The problem. Retype the material below. Keep every word exactly as it is.

Extracted data.
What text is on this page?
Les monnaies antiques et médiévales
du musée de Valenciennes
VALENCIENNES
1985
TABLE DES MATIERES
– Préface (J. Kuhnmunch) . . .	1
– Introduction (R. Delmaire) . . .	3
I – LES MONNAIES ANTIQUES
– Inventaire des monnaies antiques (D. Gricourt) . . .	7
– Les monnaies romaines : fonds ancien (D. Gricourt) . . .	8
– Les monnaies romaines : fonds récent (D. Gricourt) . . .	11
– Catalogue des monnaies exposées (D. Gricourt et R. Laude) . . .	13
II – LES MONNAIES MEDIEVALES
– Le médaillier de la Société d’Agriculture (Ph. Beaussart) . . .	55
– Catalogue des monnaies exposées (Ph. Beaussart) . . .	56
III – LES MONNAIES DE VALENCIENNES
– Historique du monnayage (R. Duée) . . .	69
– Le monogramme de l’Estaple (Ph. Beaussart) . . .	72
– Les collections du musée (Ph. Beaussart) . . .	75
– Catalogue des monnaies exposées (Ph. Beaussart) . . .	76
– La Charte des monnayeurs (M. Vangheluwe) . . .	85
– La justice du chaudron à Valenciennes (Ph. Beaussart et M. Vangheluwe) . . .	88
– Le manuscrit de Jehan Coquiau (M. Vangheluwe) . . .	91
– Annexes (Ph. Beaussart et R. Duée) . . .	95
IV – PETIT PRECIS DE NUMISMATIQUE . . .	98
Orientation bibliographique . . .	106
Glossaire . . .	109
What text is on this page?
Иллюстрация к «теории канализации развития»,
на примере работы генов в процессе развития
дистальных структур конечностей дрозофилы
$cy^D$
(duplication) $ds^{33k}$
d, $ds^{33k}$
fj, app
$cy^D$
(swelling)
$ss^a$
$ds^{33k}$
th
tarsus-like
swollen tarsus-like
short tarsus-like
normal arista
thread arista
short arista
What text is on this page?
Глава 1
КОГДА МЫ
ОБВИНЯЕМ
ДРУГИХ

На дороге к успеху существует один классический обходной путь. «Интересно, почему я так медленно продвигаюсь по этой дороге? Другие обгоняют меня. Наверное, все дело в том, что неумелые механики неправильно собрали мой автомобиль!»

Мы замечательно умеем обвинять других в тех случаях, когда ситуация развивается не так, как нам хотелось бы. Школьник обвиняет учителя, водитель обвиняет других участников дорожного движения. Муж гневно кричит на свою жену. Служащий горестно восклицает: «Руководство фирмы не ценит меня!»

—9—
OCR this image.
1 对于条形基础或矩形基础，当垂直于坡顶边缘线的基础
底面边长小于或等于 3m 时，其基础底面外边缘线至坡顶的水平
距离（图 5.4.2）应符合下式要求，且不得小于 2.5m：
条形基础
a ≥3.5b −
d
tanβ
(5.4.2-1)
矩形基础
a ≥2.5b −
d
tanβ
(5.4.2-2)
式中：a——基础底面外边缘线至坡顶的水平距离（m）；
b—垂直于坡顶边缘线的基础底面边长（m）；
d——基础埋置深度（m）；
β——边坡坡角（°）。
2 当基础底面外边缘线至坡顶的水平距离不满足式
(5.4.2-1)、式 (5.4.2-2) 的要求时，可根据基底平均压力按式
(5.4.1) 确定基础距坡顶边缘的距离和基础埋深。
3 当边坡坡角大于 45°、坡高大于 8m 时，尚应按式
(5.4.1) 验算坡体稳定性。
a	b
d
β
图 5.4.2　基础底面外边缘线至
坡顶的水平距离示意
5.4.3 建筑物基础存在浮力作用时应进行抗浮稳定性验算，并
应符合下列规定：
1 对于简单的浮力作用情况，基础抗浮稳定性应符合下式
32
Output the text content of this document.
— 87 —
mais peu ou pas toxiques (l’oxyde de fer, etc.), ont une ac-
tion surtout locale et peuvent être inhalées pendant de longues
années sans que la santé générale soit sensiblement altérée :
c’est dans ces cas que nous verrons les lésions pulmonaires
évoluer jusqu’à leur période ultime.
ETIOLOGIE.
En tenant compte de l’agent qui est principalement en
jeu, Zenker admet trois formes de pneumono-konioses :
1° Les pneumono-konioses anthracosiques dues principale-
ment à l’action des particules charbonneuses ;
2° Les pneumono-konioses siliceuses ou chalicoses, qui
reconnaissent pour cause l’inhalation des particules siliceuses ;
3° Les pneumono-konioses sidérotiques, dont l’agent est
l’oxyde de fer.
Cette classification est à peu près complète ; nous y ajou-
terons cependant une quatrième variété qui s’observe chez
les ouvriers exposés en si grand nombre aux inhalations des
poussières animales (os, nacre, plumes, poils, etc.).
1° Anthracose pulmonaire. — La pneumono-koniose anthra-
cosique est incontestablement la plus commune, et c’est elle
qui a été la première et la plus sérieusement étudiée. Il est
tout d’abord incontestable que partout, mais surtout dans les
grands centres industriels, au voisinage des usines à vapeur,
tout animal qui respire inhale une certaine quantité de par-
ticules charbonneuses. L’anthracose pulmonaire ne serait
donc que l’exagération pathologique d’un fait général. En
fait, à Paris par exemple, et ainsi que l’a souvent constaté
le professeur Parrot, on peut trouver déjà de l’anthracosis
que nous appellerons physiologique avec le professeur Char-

Exercise output.
What text is on this page?
Les monnaies antiques et médiévales
du musée de Valenciennes
VALENCIENNES
1985
TABLE DES MATIERES
– Préface (J. Kuhnmunch) . . .	1
– Introduction (R. Delmaire) . . .	3
I – LES MONNAIES ANTIQUES
– Inventaire des monnaies antiques (D. Gricourt) . . .	7
– Les monnaies romaines : fonds ancien (D. Gricourt) . . .	8
– Les monnaies romaines : fonds récent (D. Gricourt) . . .	11
– Catalogue des monnaies exposées (D. Gricourt et R. Laude) . . .	13
II – LES MONNAIES MEDIEVALES
– Le médaillier de la Société d’Agriculture (Ph. Beaussart) . . .	55
– Catalogue des monnaies exposées (Ph. Beaussart) . . .	56
III – LES MONNAIES DE VALENCIENNES
– Historique du monnayage (R. Duée) . . .	69
– Le monogramme de l’Estaple (Ph. Beaussart) . . .	72
– Les collections du musée (Ph. Beaussart) . . .	75
– Catalogue des monnaies exposées (Ph. Beaussart) . . .	76
– La Charte des monnayeurs (M. Vangheluwe) . . .	85
– La justice du chaudron à Valenciennes (Ph. Beaussart et M. Vangheluwe) . . .	88
– Le manuscrit de Jehan Coquiau (M. Vangheluwe) . . .	91
– Annexes (Ph. Beaussart et R. Duée) . . .	95
IV – PETIT PRECIS DE NUMISMATIQUE . . .	98
Orientation bibliographique . . .	106
Glossaire . . .	109
What text is on this page?
Иллюстрация к «теории канализации развития»,
на примере работы генов в процессе развития
дистальных структур конечностей дрозофилы
$cy^D$
(duplication) $ds^{33k}$
d, $ds^{33k}$
fj, app
$cy^D$
(swelling)
$ss^a$
$ds^{33k}$
th
tarsus-like
swollen tarsus-like
short tarsus-like
normal arista
thread arista
short arista
What text is on this page?
Глава 1
КОГДА МЫ
ОБВИНЯЕМ
ДРУГИХ

На дороге к успеху существует один классический обходной путь. «Интересно, почему я так медленно продвигаюсь по этой дороге? Другие обгоняют меня. Наверное, все дело в том, что неумелые механики неправильно собрали мой автомобиль!»

Мы замечательно умеем обвинять других в тех случаях, когда ситуация развивается не так, как нам хотелось бы. Школьник обвиняет учителя, водитель обвиняет других участников дорожного движения. Муж гневно кричит на свою жену. Служащий горестно восклицает: «Руководство фирмы не ценит меня!»

—9—
OCR this image.
1 对于条形基础或矩形基础，当垂直于坡顶边缘线的基础
底面边长小于或等于 3m 时，其基础底面外边缘线至坡顶的水平
距离（图 5.4.2）应符合下式要求，且不得小于 2.5m：
条形基础
a ≥3.5b −
d
tanβ
(5.4.2-1)
矩形基础
a ≥2.5b −
d
tanβ
(5.4.2-2)
式中：a——基础底面外边缘线至坡顶的水平距离（m）；
b—垂直于坡顶边缘线的基础底面边长（m）；
d——基础埋置深度（m）；
β——边坡坡角（°）。
2 当基础底面外边缘线至坡顶的水平距离不满足式
(5.4.2-1)、式 (5.4.2-2) 的要求时，可根据基底平均压力按式
(5.4.1) 确定基础距坡顶边缘的距离和基础埋深。
3 当边坡坡角大于 45°、坡高大于 8m 时，尚应按式
(5.4.1) 验算坡体稳定性。
a	b
d
β
图 5.4.2　基础底面外边缘线至
坡顶的水平距离示意
5.4.3 建筑物基础存在浮力作用时应进行抗浮稳定性验算，并
应符合下列规定：
1 对于简单的浮力作用情况，基础抗浮稳定性应符合下式
32
Output the text content of this document.
— 87 —
mais peu ou pas toxiques (l’oxyde de fer, etc.), ont une ac-
tion surtout locale et peuvent être inhalées pendant de longues
années sans que la santé générale soit sensiblement altérée :
c’est dans ces cas que nous verrons les lésions pulmonaires
évoluer jusqu’à leur période ultime.
ETIOLOGIE.
En tenant compte de l’agent qui est principalement en
jeu, Zenker admet trois formes de pneumono-konioses :
1° Les pneumono-konioses anthracosiques dues principale-
ment à l’action des particules charbonneuses ;
2° Les pneumono-konioses siliceuses ou chalicoses, qui
reconnaissent pour cause l’inhalation des particules siliceuses ;
3° Les pneumono-konioses sidérotiques, dont l’agent est
l’oxyde de fer.
Cette classification est à peu près complète ; nous y ajou-
terons cependant une quatrième variété qui s’observe chez
les ouvriers exposés en si grand nombre aux inhalations des
poussières animales (os, nacre, plumes, poils, etc.).
1° Anthracose pulmonaire. — La pneumono-koniose anthra-
cosique est incontestablement la plus commune, et c’est elle
qui a été la première et la plus sérieusement étudiée. Il est
tout d’abord incontestable que partout, mais surtout dans les
grands centres industriels, au voisinage des usines à vapeur,
tout animal qui respire inhale une certaine quantité de par-
ticules charbonneuses. L’anthracose pulmonaire ne serait
donc que l’exagération pathologique d’un fait général. En
fait, à Paris par exemple, et ainsi que l’a souvent constaté
le professeur Parrot, on peut trouver déjà de l’anthracosis
que nous appellerons physiologique avec le professeur Char-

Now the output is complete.